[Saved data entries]

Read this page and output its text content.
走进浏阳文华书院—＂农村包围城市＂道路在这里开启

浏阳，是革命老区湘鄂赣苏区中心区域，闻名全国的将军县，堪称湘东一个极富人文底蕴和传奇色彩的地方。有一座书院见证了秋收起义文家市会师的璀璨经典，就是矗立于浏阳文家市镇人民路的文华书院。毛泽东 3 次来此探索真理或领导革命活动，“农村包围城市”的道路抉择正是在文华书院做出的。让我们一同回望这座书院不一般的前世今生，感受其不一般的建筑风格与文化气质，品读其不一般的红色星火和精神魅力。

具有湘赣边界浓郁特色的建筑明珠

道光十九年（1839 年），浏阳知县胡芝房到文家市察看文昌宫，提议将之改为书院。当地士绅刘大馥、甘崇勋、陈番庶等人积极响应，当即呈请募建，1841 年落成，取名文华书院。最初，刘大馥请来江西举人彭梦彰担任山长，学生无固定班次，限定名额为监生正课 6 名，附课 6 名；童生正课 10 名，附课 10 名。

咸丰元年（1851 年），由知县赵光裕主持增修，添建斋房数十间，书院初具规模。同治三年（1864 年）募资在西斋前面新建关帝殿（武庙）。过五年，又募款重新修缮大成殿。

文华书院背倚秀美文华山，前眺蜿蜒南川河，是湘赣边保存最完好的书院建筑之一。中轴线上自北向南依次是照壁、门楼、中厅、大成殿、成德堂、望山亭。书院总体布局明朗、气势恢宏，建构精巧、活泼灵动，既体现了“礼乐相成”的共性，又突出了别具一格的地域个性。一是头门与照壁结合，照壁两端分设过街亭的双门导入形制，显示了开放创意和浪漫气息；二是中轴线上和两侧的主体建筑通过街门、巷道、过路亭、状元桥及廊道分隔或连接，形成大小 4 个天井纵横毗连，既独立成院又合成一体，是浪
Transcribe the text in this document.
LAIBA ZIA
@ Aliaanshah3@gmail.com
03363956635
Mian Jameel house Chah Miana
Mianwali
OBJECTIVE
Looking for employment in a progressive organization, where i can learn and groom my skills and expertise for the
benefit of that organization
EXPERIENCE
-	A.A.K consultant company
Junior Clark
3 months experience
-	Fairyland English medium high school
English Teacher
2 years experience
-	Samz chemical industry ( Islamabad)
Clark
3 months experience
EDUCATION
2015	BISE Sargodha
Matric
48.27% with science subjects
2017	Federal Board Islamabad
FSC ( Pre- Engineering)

**Given task**:
Find the line containing "Transcribe the text in this document.", then output it and every line after it to the end of the data, exactly.

**Written answer**:
Transcribe the text in this document.
LAIBA ZIA
@ Aliaanshah3@gmail.com
03363956635
Mian Jameel house Chah Miana
Mianwali
OBJECTIVE
Looking for employment in a progressive organization, where i can learn and groom my skills and expertise for the
benefit of that organization
EXPERIENCE
-	A.A.K consultant company
Junior Clark
3 months experience
-	Fairyland English medium high school
English Teacher
2 years experience
-	Samz chemical industry ( Islamabad)
Clark
3 months experience
EDUCATION
2015	BISE Sargodha
Matric
48.27% with science subjects
2017	Federal Board Islamabad
FSC ( Pre- Engineering)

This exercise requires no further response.